▶ [Your instructions]
Below, copy the entries from the line containing "x-tick-label: 5 xyxy=(987,544,999,570)" through the line containing "Circle shape bbox=[198, 12, 203, 17]", leaving out the pictures.

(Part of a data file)

········

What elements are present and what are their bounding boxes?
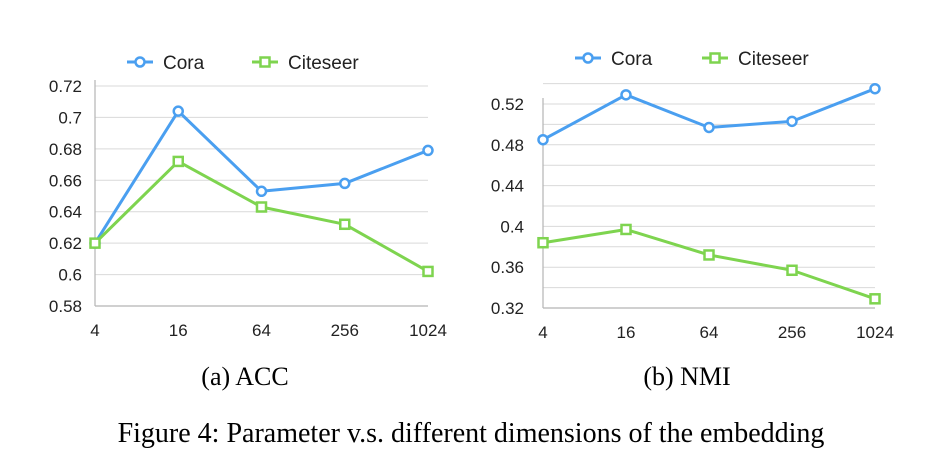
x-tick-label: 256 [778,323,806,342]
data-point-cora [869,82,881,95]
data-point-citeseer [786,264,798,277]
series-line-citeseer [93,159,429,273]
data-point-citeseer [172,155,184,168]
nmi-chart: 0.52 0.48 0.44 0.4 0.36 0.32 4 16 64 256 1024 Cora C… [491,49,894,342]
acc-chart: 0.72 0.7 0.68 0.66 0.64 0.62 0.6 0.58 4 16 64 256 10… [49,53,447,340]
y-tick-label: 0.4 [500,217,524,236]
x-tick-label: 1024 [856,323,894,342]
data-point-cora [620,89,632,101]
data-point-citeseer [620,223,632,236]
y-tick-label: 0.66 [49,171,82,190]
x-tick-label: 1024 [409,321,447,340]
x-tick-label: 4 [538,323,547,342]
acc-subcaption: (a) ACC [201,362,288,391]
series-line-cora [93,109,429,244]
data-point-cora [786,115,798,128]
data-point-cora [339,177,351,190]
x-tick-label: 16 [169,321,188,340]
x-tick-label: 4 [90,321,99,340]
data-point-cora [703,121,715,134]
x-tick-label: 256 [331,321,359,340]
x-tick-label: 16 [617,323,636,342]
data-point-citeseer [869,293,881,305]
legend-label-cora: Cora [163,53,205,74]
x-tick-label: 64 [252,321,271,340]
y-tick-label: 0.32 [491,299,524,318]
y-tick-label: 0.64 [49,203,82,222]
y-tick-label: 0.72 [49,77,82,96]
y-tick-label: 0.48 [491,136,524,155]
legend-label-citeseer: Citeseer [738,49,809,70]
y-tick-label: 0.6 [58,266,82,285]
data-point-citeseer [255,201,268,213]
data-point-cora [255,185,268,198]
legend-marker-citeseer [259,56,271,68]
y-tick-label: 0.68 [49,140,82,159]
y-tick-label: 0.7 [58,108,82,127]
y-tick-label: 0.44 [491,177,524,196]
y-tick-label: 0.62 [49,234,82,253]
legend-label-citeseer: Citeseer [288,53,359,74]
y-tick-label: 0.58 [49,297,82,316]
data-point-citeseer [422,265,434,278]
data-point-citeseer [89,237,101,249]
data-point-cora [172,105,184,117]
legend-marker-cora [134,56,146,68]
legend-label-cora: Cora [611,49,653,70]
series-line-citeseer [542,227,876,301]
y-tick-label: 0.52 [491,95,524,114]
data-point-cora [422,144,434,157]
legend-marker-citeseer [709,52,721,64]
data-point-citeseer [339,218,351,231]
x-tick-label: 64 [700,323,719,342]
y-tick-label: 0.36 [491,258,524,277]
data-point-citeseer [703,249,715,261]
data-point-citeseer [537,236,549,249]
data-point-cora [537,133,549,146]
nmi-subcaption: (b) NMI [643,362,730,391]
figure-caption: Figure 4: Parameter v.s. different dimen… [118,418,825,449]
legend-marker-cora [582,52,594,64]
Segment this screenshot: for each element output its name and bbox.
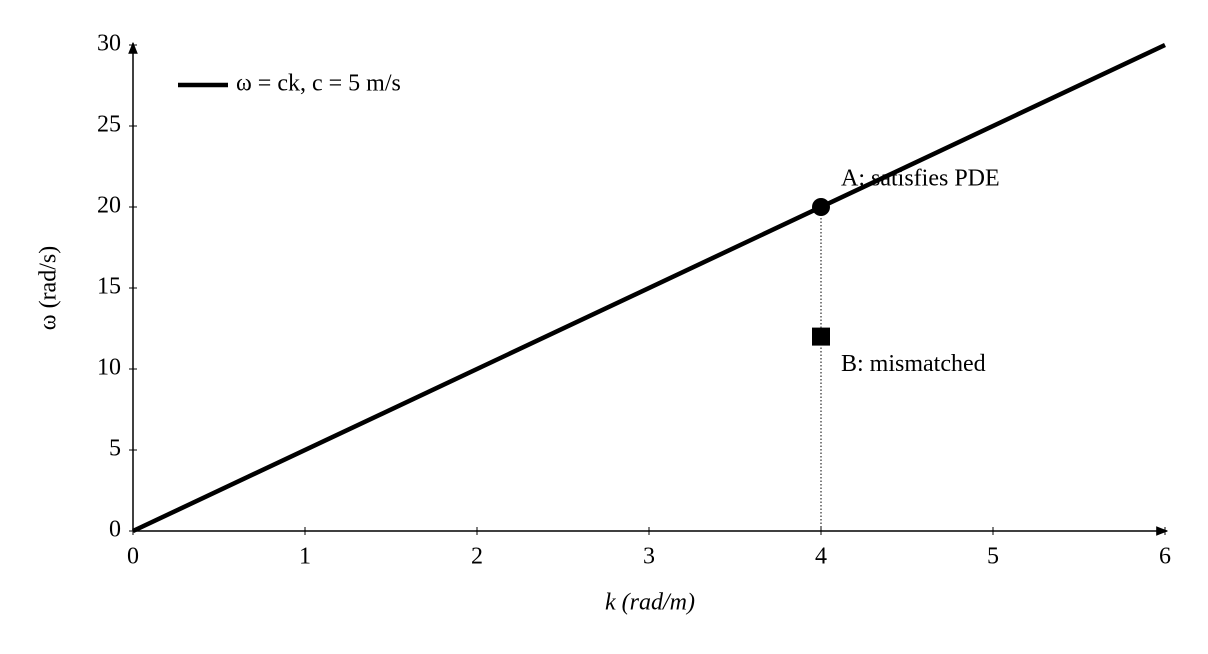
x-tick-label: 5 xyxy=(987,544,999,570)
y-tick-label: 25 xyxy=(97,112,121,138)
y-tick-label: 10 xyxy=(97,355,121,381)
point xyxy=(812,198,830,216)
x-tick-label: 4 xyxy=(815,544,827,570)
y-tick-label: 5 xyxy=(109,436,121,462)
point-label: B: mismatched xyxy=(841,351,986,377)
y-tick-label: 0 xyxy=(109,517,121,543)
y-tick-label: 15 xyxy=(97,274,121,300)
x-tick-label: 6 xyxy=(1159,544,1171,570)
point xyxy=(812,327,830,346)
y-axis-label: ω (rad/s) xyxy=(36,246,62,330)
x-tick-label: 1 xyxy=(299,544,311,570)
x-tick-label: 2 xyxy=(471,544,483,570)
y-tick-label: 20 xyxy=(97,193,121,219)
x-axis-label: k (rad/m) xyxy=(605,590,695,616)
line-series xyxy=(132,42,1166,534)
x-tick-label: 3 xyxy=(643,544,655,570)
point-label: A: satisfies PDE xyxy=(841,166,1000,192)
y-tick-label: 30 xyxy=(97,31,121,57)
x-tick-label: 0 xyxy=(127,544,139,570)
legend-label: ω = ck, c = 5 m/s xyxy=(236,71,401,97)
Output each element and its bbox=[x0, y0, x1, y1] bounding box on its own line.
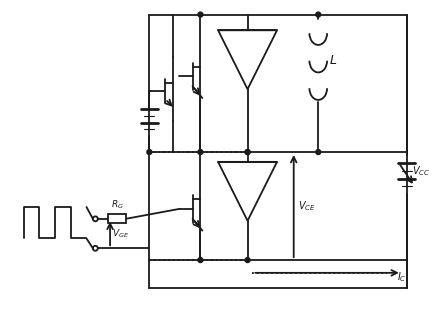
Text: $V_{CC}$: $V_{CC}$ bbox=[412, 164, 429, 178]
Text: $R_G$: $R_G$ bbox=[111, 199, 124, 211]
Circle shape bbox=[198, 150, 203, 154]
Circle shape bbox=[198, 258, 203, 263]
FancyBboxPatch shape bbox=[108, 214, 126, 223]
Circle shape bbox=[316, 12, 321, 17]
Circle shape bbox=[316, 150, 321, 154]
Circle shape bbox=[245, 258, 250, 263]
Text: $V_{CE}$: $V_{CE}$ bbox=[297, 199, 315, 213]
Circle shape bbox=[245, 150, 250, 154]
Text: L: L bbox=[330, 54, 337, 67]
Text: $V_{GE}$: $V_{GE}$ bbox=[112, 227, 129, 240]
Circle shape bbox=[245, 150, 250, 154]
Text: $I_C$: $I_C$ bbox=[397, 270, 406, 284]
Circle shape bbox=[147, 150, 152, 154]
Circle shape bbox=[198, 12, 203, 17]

········

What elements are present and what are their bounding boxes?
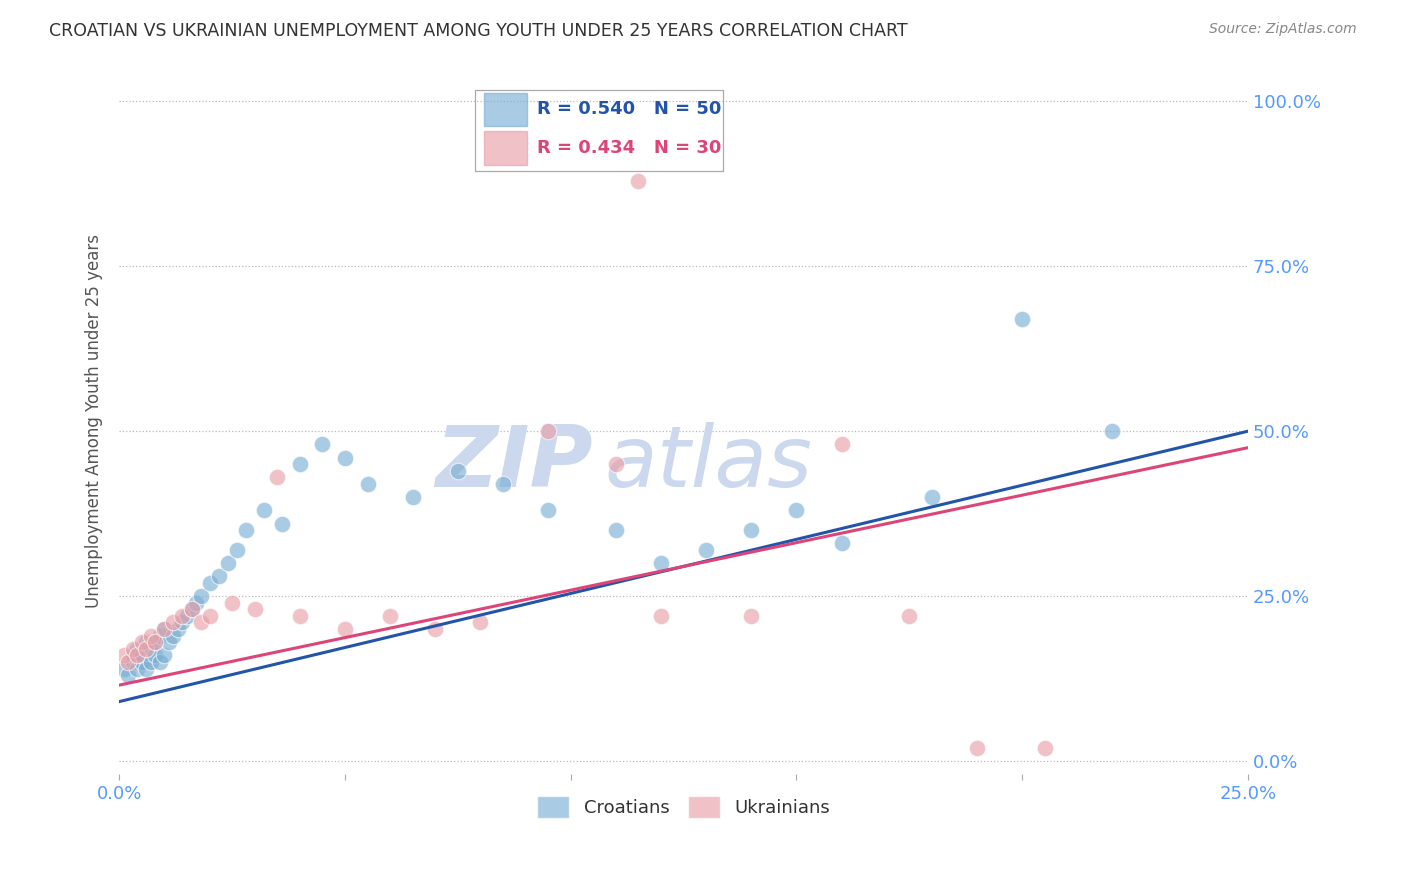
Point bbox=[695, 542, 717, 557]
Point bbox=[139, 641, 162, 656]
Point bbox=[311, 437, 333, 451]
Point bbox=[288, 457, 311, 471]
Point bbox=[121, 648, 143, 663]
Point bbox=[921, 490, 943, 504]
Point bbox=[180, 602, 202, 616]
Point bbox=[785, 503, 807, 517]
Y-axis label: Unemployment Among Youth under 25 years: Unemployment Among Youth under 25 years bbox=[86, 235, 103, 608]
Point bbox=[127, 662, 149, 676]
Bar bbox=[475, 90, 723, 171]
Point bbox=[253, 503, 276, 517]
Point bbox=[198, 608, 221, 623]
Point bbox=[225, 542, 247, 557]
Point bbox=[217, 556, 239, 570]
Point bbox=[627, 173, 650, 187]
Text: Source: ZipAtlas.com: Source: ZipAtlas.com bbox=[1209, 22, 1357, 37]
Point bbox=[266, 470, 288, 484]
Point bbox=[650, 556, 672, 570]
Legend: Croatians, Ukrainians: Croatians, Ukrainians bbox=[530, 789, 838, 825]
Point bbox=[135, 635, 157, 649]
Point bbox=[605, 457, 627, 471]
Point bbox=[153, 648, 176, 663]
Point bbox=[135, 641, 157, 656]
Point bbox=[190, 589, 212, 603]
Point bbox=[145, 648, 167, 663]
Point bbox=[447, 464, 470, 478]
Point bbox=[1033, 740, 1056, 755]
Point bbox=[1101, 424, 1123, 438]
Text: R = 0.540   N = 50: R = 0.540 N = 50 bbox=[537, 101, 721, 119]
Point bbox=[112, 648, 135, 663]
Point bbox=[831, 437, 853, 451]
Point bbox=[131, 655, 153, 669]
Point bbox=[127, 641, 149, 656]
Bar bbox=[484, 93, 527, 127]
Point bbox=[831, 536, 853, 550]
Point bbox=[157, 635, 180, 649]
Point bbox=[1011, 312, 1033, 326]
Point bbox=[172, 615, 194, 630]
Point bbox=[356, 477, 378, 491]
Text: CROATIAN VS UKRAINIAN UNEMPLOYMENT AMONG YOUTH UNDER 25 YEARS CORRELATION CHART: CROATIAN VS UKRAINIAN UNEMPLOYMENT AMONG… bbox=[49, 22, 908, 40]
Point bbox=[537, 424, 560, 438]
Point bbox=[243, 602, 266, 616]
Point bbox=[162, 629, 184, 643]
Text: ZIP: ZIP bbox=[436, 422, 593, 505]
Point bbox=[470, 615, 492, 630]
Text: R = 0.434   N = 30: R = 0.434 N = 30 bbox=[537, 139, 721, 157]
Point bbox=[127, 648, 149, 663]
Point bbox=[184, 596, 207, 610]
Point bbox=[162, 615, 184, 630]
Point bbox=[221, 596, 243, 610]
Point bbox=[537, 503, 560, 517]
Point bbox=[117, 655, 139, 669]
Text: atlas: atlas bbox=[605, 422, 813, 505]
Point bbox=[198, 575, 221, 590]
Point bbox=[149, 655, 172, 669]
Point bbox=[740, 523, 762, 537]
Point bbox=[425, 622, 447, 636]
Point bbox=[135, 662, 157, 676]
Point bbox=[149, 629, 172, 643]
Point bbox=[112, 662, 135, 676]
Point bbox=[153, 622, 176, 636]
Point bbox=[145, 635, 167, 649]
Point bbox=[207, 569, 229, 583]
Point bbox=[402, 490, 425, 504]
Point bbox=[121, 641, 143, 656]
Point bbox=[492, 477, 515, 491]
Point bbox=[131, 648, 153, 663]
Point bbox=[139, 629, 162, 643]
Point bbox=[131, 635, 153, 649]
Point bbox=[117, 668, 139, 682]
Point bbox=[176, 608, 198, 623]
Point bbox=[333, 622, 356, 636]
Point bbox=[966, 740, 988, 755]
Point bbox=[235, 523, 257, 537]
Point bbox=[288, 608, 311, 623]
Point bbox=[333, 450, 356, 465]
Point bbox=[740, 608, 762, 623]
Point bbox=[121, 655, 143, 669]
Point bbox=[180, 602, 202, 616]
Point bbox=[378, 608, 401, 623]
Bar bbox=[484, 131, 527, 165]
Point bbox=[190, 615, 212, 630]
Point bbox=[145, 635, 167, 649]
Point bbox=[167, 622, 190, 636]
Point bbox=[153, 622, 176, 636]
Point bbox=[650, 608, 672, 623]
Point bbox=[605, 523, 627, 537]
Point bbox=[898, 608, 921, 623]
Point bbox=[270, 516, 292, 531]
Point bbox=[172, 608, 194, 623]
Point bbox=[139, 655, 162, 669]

········

▶ [Answer to this task]
x-tick-label: 5 xyxy=(987,544,999,570)
y-tick-label: 25 xyxy=(97,112,121,138)
y-tick-label: 10 xyxy=(97,355,121,381)
point xyxy=(812,198,830,216)
x-tick-label: 4 xyxy=(815,544,827,570)
y-tick-label: 5 xyxy=(109,436,121,462)
point-label: B: mismatched xyxy=(841,351,986,377)
y-tick-label: 0 xyxy=(109,517,121,543)
y-tick-label: 15 xyxy=(97,274,121,300)
x-tick-label: 6 xyxy=(1159,544,1171,570)
point xyxy=(812,327,830,346)
y-axis-label: ω (rad/s) xyxy=(36,246,62,330)
x-tick-label: 1 xyxy=(299,544,311,570)
x-tick-label: 2 xyxy=(471,544,483,570)
y-tick-label: 20 xyxy=(97,193,121,219)
x-axis-label: k (rad/m) xyxy=(605,590,695,616)
line-series xyxy=(132,42,1166,534)
x-tick-label: 3 xyxy=(643,544,655,570)
point-label: A: satisfies PDE xyxy=(841,166,1000,192)
y-tick-label: 30 xyxy=(97,31,121,57)
x-tick-label: 0 xyxy=(127,544,139,570)
legend-label: ω = ck, c = 5 m/s xyxy=(236,71,401,97)
Output each element and its bbox=[x0, y0, x1, y1] bounding box on its own line.
Text: $V_{CC}$: $V_{CC}$ bbox=[412, 164, 429, 178]
Text: $R_G$: $R_G$ bbox=[111, 199, 124, 211]
Circle shape bbox=[198, 150, 203, 154]
Circle shape bbox=[198, 258, 203, 263]
FancyBboxPatch shape bbox=[108, 214, 126, 223]
Circle shape bbox=[316, 12, 321, 17]
Circle shape bbox=[316, 150, 321, 154]
Circle shape bbox=[245, 258, 250, 263]
Text: $V_{CE}$: $V_{CE}$ bbox=[297, 199, 315, 213]
Circle shape bbox=[245, 150, 250, 154]
Text: L: L bbox=[330, 54, 337, 67]
Text: $V_{GE}$: $V_{GE}$ bbox=[112, 227, 129, 240]
Circle shape bbox=[245, 150, 250, 154]
Text: $I_C$: $I_C$ bbox=[397, 270, 406, 284]
Circle shape bbox=[147, 150, 152, 154]
Circle shape bbox=[198, 12, 203, 17]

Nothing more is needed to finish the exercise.